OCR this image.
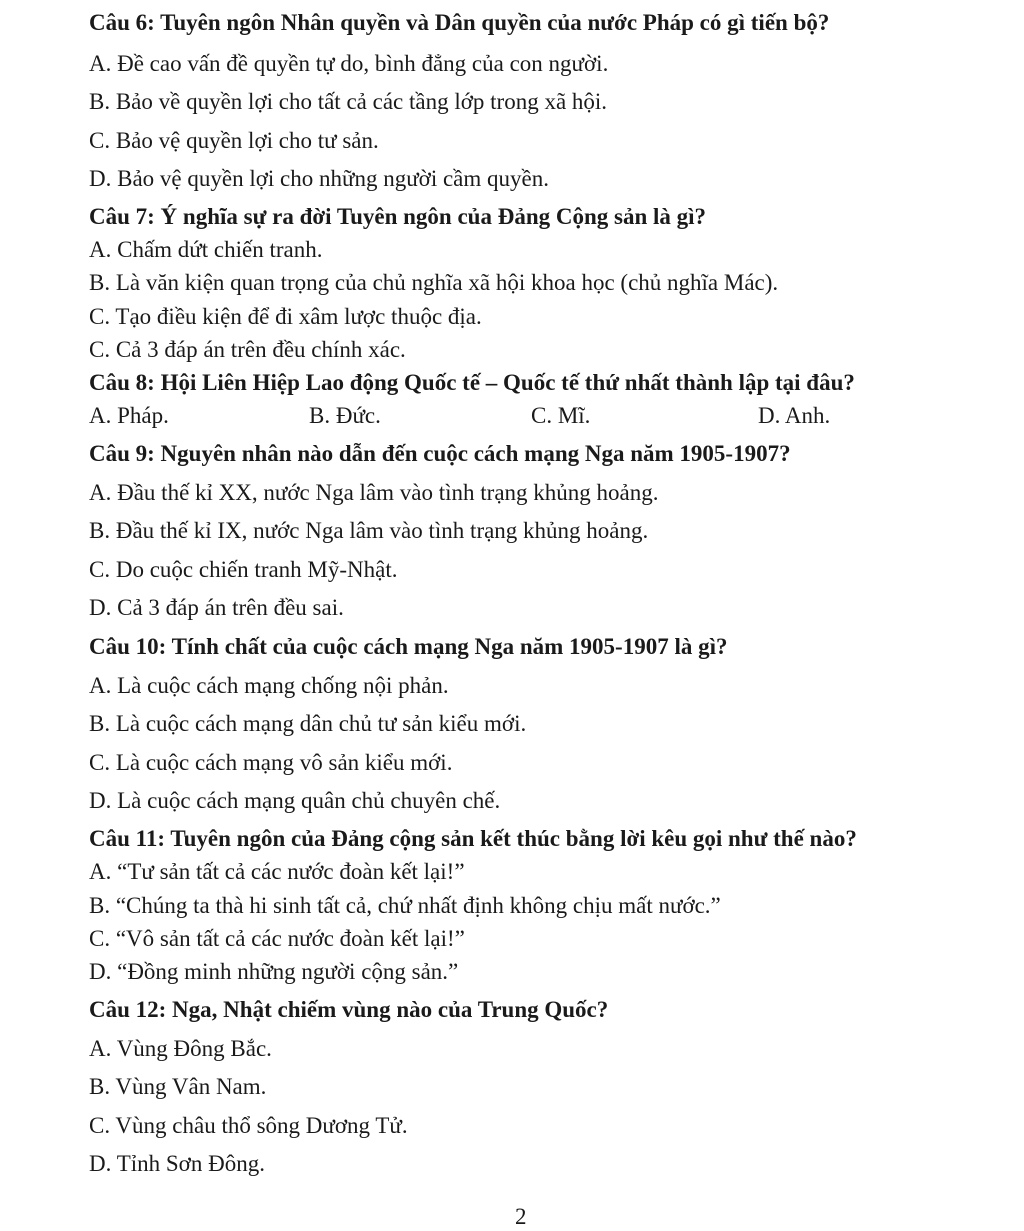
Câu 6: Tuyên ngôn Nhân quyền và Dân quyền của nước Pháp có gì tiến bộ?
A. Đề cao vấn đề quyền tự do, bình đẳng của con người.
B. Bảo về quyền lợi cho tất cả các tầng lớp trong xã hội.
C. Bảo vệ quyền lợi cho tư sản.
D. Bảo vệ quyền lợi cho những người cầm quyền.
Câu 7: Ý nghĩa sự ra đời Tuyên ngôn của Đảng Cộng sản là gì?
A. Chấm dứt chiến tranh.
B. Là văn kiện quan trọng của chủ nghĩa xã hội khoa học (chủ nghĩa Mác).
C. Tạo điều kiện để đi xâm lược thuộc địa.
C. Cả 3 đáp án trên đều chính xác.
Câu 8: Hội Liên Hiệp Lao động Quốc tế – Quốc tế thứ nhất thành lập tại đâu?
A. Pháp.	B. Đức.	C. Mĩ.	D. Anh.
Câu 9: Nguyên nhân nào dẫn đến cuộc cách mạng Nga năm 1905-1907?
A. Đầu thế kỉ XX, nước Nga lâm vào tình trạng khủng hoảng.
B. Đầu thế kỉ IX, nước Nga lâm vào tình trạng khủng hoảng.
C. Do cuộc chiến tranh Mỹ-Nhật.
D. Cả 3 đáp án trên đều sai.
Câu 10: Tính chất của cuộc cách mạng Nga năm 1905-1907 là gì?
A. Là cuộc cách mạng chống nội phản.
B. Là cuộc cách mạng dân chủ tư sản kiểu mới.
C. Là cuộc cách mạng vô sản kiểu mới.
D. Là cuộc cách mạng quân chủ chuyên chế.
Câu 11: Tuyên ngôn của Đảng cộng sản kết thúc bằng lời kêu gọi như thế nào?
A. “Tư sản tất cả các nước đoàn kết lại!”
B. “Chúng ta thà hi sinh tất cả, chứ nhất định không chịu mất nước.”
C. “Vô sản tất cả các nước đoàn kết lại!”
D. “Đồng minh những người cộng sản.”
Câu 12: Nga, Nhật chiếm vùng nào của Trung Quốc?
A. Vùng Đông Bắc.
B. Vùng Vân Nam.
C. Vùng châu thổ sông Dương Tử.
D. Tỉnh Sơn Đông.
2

> **The exercise**
Print all of the entries word for word. Skip any images they contain.

> **Response to the exercise**
OCR this image.
Câu 6: Tuyên ngôn Nhân quyền và Dân quyền của nước Pháp có gì tiến bộ?
A. Đề cao vấn đề quyền tự do, bình đẳng của con người.
B. Bảo về quyền lợi cho tất cả các tầng lớp trong xã hội.
C. Bảo vệ quyền lợi cho tư sản.
D. Bảo vệ quyền lợi cho những người cầm quyền.
Câu 7: Ý nghĩa sự ra đời Tuyên ngôn của Đảng Cộng sản là gì?
A. Chấm dứt chiến tranh.
B. Là văn kiện quan trọng của chủ nghĩa xã hội khoa học (chủ nghĩa Mác).
C. Tạo điều kiện để đi xâm lược thuộc địa.
C. Cả 3 đáp án trên đều chính xác.
Câu 8: Hội Liên Hiệp Lao động Quốc tế – Quốc tế thứ nhất thành lập tại đâu?
A. Pháp.	B. Đức.	C. Mĩ.	D. Anh.
Câu 9: Nguyên nhân nào dẫn đến cuộc cách mạng Nga năm 1905-1907?
A. Đầu thế kỉ XX, nước Nga lâm vào tình trạng khủng hoảng.
B. Đầu thế kỉ IX, nước Nga lâm vào tình trạng khủng hoảng.
C. Do cuộc chiến tranh Mỹ-Nhật.
D. Cả 3 đáp án trên đều sai.
Câu 10: Tính chất của cuộc cách mạng Nga năm 1905-1907 là gì?
A. Là cuộc cách mạng chống nội phản.
B. Là cuộc cách mạng dân chủ tư sản kiểu mới.
C. Là cuộc cách mạng vô sản kiểu mới.
D. Là cuộc cách mạng quân chủ chuyên chế.
Câu 11: Tuyên ngôn của Đảng cộng sản kết thúc bằng lời kêu gọi như thế nào?
A. “Tư sản tất cả các nước đoàn kết lại!”
B. “Chúng ta thà hi sinh tất cả, chứ nhất định không chịu mất nước.”
C. “Vô sản tất cả các nước đoàn kết lại!”
D. “Đồng minh những người cộng sản.”
Câu 12: Nga, Nhật chiếm vùng nào của Trung Quốc?
A. Vùng Đông Bắc.
B. Vùng Vân Nam.
C. Vùng châu thổ sông Dương Tử.
D. Tỉnh Sơn Đông.
2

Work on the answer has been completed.